_Given request:_
Leave out the images and repeat the listing below without a single change.

_Data to use:_
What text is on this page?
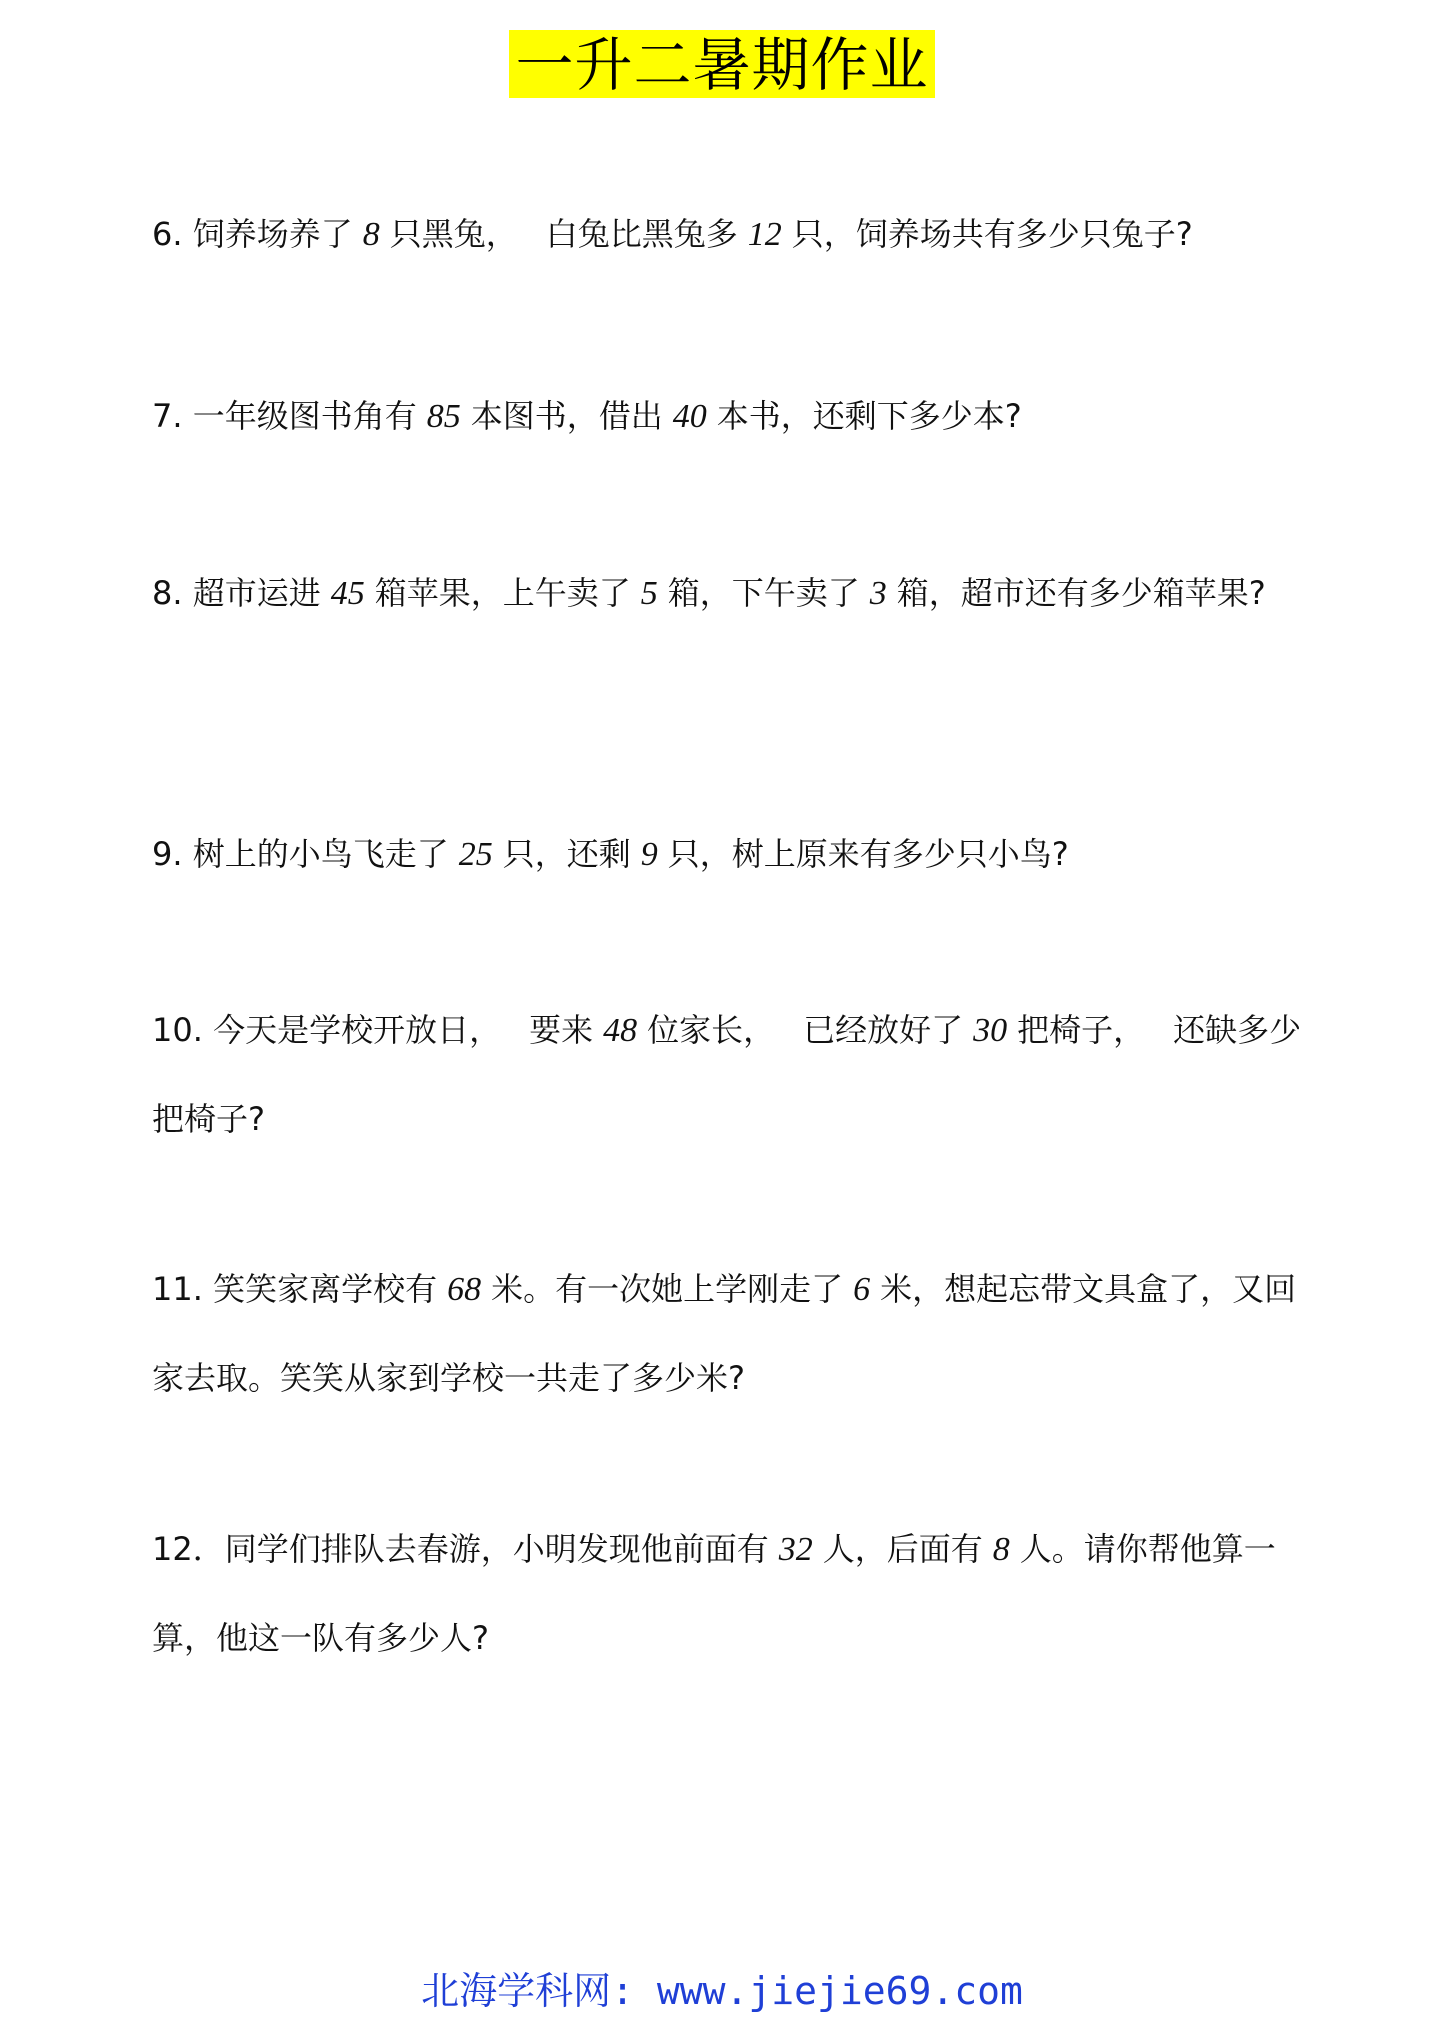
一升二暑期作业

6. 饲养场养了 8 只黑兔， 白兔比黑兔多 12 只，饲养场共有多少只兔子?

7. 一年级图书角有 85 本图书，借出 40 本书，还剩下多少本?

8. 超市运进 45 箱苹果，上午卖了 5 箱，下午卖了 3 箱，超市还有多少箱苹果?

9. 树上的小鸟飞走了 25 只，还剩 9 只，树上原来有多少只小鸟?

10. 今天是学校开放日， 要来 48 位家长， 已经放好了 30 把椅子， 还缺多少把椅子?

11. 笑笑家离学校有 68 米。有一次她上学刚走了 6 米，想起忘带文具盒了，又回家去取。笑笑从家到学校一共走了多少米?

12．同学们排队去春游，小明发现他前面有 32 人，后面有 8 人。请你帮他算一算，他这一队有多少人?

北海学科网: www.jiejie69.com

_Response to this exercise:_
What text is on this page?
一升二暑期作业

6. 饲养场养了 8 只黑兔， 白兔比黑兔多 12 只，饲养场共有多少只兔子?

7. 一年级图书角有 85 本图书，借出 40 本书，还剩下多少本?

8. 超市运进 45 箱苹果，上午卖了 5 箱，下午卖了 3 箱，超市还有多少箱苹果?

9. 树上的小鸟飞走了 25 只，还剩 9 只，树上原来有多少只小鸟?

10. 今天是学校开放日， 要来 48 位家长， 已经放好了 30 把椅子， 还缺多少把椅子?

11. 笑笑家离学校有 68 米。有一次她上学刚走了 6 米，想起忘带文具盒了，又回家去取。笑笑从家到学校一共走了多少米?

12．同学们排队去春游，小明发现他前面有 32 人，后面有 8 人。请你帮他算一算，他这一队有多少人?

北海学科网: www.jiejie69.com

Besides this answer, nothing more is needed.